▶ The request
Repeat the whole of the data, keeping every detail the same.

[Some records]
----

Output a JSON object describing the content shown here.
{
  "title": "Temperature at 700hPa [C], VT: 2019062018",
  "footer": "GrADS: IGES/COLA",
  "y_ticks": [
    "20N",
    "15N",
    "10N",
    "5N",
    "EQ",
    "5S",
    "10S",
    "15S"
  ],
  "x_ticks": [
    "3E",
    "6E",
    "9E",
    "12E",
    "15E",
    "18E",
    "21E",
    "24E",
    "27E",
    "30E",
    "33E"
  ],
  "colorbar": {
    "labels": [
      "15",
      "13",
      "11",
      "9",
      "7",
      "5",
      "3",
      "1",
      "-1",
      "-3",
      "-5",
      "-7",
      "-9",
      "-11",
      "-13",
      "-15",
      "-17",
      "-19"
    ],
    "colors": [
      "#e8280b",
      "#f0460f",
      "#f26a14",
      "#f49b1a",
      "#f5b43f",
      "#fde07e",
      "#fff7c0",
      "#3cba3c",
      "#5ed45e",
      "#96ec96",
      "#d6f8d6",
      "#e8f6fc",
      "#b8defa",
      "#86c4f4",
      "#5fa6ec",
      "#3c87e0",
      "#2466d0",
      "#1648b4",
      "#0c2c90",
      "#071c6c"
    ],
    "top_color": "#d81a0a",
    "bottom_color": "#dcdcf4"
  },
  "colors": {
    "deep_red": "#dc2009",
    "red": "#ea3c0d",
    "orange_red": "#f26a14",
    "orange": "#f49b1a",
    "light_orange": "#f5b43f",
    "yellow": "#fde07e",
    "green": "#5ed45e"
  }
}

----

▶ Task result
Output a JSON object describing the content shown here.
{
  "title": "Temperature at 700hPa [C], VT: 2019062018",
  "footer": "GrADS: IGES/COLA",
  "y_ticks": [
    "20N",
    "15N",
    "10N",
    "5N",
    "EQ",
    "5S",
    "10S",
    "15S"
  ],
  "x_ticks": [
    "3E",
    "6E",
    "9E",
    "12E",
    "15E",
    "18E",
    "21E",
    "24E",
    "27E",
    "30E",
    "33E"
  ],
  "colorbar": {
    "labels": [
      "15",
      "13",
      "11",
      "9",
      "7",
      "5",
      "3",
      "1",
      "-1",
      "-3",
      "-5",
      "-7",
      "-9",
      "-11",
      "-13",
      "-15",
      "-17",
      "-19"
    ],
    "colors": [
      "#e8280b",
      "#f0460f",
      "#f26a14",
      "#f49b1a",
      "#f5b43f",
      "#fde07e",
      "#fff7c0",
      "#3cba3c",
      "#5ed45e",
      "#96ec96",
      "#d6f8d6",
      "#e8f6fc",
      "#b8defa",
      "#86c4f4",
      "#5fa6ec",
      "#3c87e0",
      "#2466d0",
      "#1648b4",
      "#0c2c90",
      "#071c6c"
    ],
    "top_color": "#d81a0a",
    "bottom_color": "#dcdcf4"
  },
  "colors": {
    "deep_red": "#dc2009",
    "red": "#ea3c0d",
    "orange_red": "#f26a14",
    "orange": "#f49b1a",
    "light_orange": "#f5b43f",
    "yellow": "#fde07e",
    "green": "#5ed45e"
  }
}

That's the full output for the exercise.